- **Stored data**:

==================================================

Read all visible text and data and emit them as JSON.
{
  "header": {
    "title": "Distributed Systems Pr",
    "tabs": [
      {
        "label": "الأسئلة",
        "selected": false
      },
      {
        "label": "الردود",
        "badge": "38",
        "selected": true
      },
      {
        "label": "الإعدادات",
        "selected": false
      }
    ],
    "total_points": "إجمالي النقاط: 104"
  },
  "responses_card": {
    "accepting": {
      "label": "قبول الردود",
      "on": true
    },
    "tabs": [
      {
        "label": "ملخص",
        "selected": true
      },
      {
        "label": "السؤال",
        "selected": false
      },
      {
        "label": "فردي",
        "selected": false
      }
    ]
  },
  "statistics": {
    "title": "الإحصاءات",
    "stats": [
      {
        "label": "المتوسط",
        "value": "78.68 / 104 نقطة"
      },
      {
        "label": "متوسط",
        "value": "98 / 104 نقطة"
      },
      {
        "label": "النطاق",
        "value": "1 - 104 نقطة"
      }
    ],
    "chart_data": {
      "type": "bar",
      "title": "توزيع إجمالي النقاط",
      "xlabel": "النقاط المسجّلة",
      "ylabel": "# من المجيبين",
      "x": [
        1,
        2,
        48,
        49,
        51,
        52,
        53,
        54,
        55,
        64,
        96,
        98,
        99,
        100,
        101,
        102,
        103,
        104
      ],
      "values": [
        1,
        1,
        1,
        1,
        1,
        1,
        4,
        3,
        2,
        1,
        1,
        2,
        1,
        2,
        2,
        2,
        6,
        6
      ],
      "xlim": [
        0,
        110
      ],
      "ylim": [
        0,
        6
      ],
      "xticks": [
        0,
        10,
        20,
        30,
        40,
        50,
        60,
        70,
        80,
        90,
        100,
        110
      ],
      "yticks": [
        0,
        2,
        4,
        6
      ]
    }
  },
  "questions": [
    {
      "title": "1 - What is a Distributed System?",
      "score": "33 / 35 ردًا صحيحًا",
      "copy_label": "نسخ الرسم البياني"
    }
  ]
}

==================================================

- **WRITTEN INSTRUCTION**: Exactly reproduce all of the entries above.

- **COMPLETED EXERCISE**:
Read all visible text and data and emit them as JSON.
{
  "header": {
    "title": "Distributed Systems Pr",
    "tabs": [
      {
        "label": "الأسئلة",
        "selected": false
      },
      {
        "label": "الردود",
        "badge": "38",
        "selected": true
      },
      {
        "label": "الإعدادات",
        "selected": false
      }
    ],
    "total_points": "إجمالي النقاط: 104"
  },
  "responses_card": {
    "accepting": {
      "label": "قبول الردود",
      "on": true
    },
    "tabs": [
      {
        "label": "ملخص",
        "selected": true
      },
      {
        "label": "السؤال",
        "selected": false
      },
      {
        "label": "فردي",
        "selected": false
      }
    ]
  },
  "statistics": {
    "title": "الإحصاءات",
    "stats": [
      {
        "label": "المتوسط",
        "value": "78.68 / 104 نقطة"
      },
      {
        "label": "متوسط",
        "value": "98 / 104 نقطة"
      },
      {
        "label": "النطاق",
        "value": "1 - 104 نقطة"
      }
    ],
    "chart_data": {
      "type": "bar",
      "title": "توزيع إجمالي النقاط",
      "xlabel": "النقاط المسجّلة",
      "ylabel": "# من المجيبين",
      "x": [
        1,
        2,
        48,
        49,
        51,
        52,
        53,
        54,
        55,
        64,
        96,
        98,
        99,
        100,
        101,
        102,
        103,
        104
      ],
      "values": [
        1,
        1,
        1,
        1,
        1,
        1,
        4,
        3,
        2,
        1,
        1,
        2,
        1,
        2,
        2,
        2,
        6,
        6
      ],
      "xlim": [
        0,
        110
      ],
      "ylim": [
        0,
        6
      ],
      "xticks": [
        0,
        10,
        20,
        30,
        40,
        50,
        60,
        70,
        80,
        90,
        100,
        110
      ],
      "yticks": [
        0,
        2,
        4,
        6
      ]
    }
  },
  "questions": [
    {
      "title": "1 - What is a Distributed System?",
      "score": "33 / 35 ردًا صحيحًا",
      "copy_label": "نسخ الرسم البياني"
    }
  ]
}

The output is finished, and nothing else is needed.